## [Article]
+---+
[Peace-discuss] Notes

J.B. Nicholson jbn at forestfield.org
Fri Nov 1 02:29:31 UTC 2019


A light set of notes tonight (maybe you've got enough recent older notes to 
add to these); I just don't have my mojo workin' due to some long work days 
and downtime due to illness. Have a great show guys.

-J



Censorship: The censors are seeking to publish on a network that won't 
censor them. Go figure.

https://www.bbc.co.uk/news/technology-50150981 -- The BBC has made its 
website available on Tor ("The Onion Router") sometimes called the 'dark web'.

Tor-hosted websites can use a top-level domain of .onion which are 
reachable by anyone who uses the Tor network. To get on the Tor network, 
get the Tor Browser -- a modified version of Firefox that makes it easy to 
browse websites on the Tor network -- from torproject.org/download/.

The BBC (state-funded British media) has been noteworthy for not covering 
stories of great importance. Recently the BBC has failed to keep up with 
Julian Assange stories including his eviction from the Ecuadorian embassy 
(RT had exclusive coverage; other networks abandoned the site), Assange 
being moved in a prison van for reasons unknown (again, RT had exclusive 
coverage), and coverage of Assange's hearing a week ago (as journalist John 
Pilger said to Afshin Rattansi on Rattansi's RT show "Going Underground"):

> Afshin Rattansi: It didn't make Channel 4 news here. It made headlines 
> around the world, but not news here.
+---+
## [Data extract]
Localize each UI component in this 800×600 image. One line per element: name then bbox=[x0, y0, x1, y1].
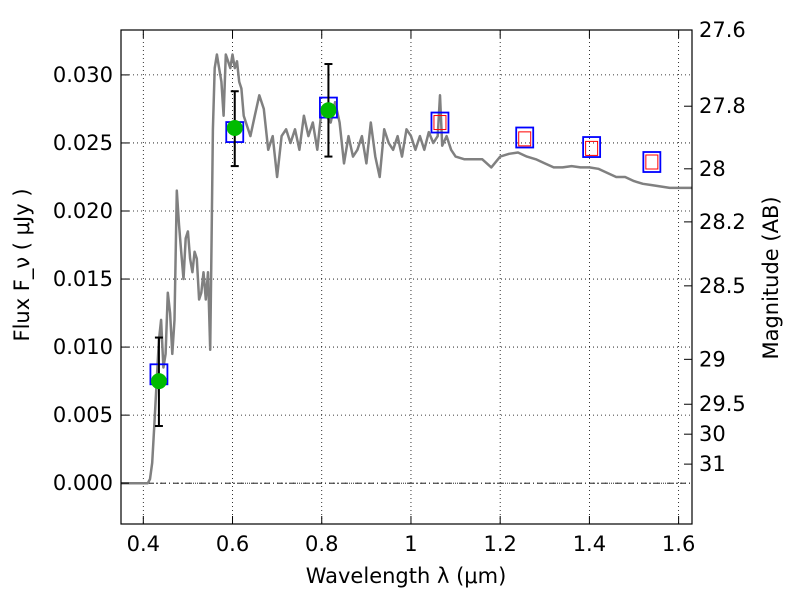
+---+
## [Work to be completed]
Reproduce word for word the stretch of the Notes post from "J.B. Nicholson jbn" through "great show guys.".

## [Reply]
J.B. Nicholson jbn at forestfield.org
Fri Nov 1 02:29:31 UTC 2019


A light set of notes tonight (maybe you've got enough recent older notes to 
add to these); I just don't have my mojo workin' due to some long work days 
and downtime due to illness. Have a great show guys.